- [ФРАГМЕНТ ДОКУМЕНТА]:
· · · · · · ·

Внезапно перед моим мысленным взором предстало лицо Джун. Я
подумал о ее пении и услышал знакомый мелодичный голос. А затем
меня поразила мысль о том, что она может оказаться парализованной,
не в состоянии больше говорить и петь. Рука с зажимом начала
трястись. Не просто чуть подрагивать – буквально трястись. Я не мог
работать дальше.
Джун была моим другом. Женщиной, сказавшей, что голос для нее
важнее всего на свете. Я пообещал ей, что ничего не случится. Я
пообещал, что все будет в порядке.
Во время операции хирург не должен воспринимать пациента как
личность. Эмоциям тут не место. Необходимо забыть, что перед тобой
живой человек, и просто выполнять свою работу. Если начнешь думать
о том, что может произойти с лежащим на столе человеком, рискуешь
не справиться с операцией. Для меня этот случай был слишком личным.
Я испугался. Раньше со мной никогда такого не бывало.
Руки тряслись настолько сильно, что пришлось ненадолго
остановиться и присесть. Я закрыл глаза и сосредоточился на дыхании:
медленный вдох, медленный выдох – и так до тех пор, пока я не очистил
разум достаточно для того, чтобы страху не за что было зацепиться.
Настало время раскрыть свое сердце и положиться на свои
профессиональные навыки и хирургический талант. На способности
человека, который является мастером своего дела. Я проводил
подобные операции много раз и знал, что сейчас тоже все получится.
Мысленно я представил, как защелкиваю зажим и аневризма сдувается.

· · · · · · ·

- [ДАННЫЕ ДЛЯ АНАЛИЗА]:
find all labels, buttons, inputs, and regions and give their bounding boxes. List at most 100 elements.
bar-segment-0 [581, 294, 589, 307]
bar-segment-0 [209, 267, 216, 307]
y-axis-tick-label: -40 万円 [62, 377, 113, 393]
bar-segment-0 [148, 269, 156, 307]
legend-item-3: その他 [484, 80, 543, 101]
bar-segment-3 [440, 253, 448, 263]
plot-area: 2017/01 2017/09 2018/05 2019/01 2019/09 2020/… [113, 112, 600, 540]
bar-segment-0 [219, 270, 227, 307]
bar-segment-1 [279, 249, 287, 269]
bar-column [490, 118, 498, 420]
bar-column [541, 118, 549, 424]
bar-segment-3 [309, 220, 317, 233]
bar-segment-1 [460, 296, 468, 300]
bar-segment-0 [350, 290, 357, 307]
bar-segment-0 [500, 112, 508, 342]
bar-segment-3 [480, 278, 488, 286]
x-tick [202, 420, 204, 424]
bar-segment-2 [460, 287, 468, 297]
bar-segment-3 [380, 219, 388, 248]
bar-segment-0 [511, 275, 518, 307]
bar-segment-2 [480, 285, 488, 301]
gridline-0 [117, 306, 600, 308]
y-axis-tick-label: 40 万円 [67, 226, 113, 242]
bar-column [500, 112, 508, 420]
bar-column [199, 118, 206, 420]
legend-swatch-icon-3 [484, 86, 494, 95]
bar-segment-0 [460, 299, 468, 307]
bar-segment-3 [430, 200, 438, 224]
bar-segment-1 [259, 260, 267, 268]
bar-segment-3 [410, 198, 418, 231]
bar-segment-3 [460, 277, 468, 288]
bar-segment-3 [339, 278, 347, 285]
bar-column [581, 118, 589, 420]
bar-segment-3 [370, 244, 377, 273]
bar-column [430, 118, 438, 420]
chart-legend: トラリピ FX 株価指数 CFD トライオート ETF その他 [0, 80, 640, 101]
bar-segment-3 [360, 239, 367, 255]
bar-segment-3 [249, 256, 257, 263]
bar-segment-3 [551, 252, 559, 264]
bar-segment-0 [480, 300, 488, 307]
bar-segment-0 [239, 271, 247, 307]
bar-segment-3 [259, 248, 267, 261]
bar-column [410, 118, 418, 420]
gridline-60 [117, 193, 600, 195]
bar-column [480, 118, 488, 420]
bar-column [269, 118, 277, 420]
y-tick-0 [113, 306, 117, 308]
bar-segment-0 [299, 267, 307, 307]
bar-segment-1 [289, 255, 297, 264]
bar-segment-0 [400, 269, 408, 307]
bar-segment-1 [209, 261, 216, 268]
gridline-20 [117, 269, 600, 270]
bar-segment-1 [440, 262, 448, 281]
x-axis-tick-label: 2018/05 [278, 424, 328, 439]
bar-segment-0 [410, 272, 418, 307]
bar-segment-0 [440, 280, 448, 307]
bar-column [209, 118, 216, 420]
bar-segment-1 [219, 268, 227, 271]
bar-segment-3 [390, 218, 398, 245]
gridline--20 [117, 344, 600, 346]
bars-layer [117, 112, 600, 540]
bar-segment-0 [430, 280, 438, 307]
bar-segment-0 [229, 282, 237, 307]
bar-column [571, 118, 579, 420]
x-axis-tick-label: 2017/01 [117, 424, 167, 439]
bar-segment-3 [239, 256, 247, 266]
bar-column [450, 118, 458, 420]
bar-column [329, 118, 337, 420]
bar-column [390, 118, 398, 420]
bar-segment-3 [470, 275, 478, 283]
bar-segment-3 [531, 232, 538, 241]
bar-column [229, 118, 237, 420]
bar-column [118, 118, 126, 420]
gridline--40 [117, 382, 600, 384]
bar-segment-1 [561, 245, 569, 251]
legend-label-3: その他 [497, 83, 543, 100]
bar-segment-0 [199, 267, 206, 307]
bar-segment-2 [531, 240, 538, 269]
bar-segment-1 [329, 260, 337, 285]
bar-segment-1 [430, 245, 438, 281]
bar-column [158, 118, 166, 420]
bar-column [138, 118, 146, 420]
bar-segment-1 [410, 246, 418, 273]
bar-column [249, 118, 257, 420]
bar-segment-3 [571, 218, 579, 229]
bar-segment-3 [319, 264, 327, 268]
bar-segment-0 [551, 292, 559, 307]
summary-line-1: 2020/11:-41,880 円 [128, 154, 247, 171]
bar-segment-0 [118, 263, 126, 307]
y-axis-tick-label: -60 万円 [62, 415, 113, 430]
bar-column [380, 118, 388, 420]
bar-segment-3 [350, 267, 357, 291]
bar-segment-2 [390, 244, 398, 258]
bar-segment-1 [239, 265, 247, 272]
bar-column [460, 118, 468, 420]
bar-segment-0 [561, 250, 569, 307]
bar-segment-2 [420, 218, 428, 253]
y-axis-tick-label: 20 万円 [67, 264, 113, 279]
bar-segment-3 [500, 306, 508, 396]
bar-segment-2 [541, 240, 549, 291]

· · · · · · ·

- [ЗАДАНИЕ]:
Допишите продолжение фрагмента об операции Джун на аневризме, начиная сразу после фразы «как защелкиваю зажим и аневризма сдувается».

- [ОТВЕТ НА ЗАДАНИЕ]:
Я вновь повернулся к вскрытому черепу Джун и, сфокусировав
микроскоп на аневризме, медленно направил зажим к нужному месту по
крохотному зазору, который расчистил специально для этого, а когда
зажим оказался там, где надо, я плавно его закрыл. После этого я ввел в
купол аневризмы иглу и откачал кровь. Аневризма перестала
надуваться. Зверь был убит и больше не представлял опасности. Джун
сможет петь и дальше. Я медленно закрыл твердую мозговую оболочку,
вставил на место кусочек черепа и зашил скальп. Заканчивая
накладывать повязку на голову, я осознал, что в динамиках играет та же
самая песня, с которой мы начали операцию: «Love is all you need, love
is all you need».
Каждый из нас может устанавливать связь с
окружающими своим способом – музыка, живопись, поэзия –
и даже тем, что просто слушает другого.
Джун отвезли в послеоперационную палату, а я обессиленно
присел и закрыл глаза. Прошло несколько минут, прежде чем я смог
взяться за документы. Я думал о Джун, думал о том, как у меня
затряслись руки. Внезапно я услышал голос Джун:
– Где доктор Доти? Мне нужно с ним поговорить. Я хочу
поговорить с ним немедленно.
Я подошел к ней и взял ее за руку.
– Привет, Джун. Как вы себя чувствуете?
Она заглянула мне в глаза и увидела то, что хотела увидеть.
– Хорошо, со мной все хорошо. Спасибо.
Затем она потянулась, чтобы обнять меня, и расплакалась, осознав,
что операция прошла удачно и что теперь все и правда будет хорошо.
Несколько часов спустя, возвращаясь домой на машине, я поставил
диск, который Джун дала мне накануне. После первых нескольких
аккордов я поддал газу и на всех парах понесся по трассе.
Голос Джун наполнил салон – зазвучала ария «Хабанера» («Любовь
– мятежная птица») из оперы Бизе «Кармен». Я прибавил громкость и
открыл окно, чтобы ветер дул мне в лицо. У Джун был дар. Своим
пением она действительно могла пробуждать в людях чувства. Своим
голосом она трогала сердца, и даже в записи он будоражил не меньше.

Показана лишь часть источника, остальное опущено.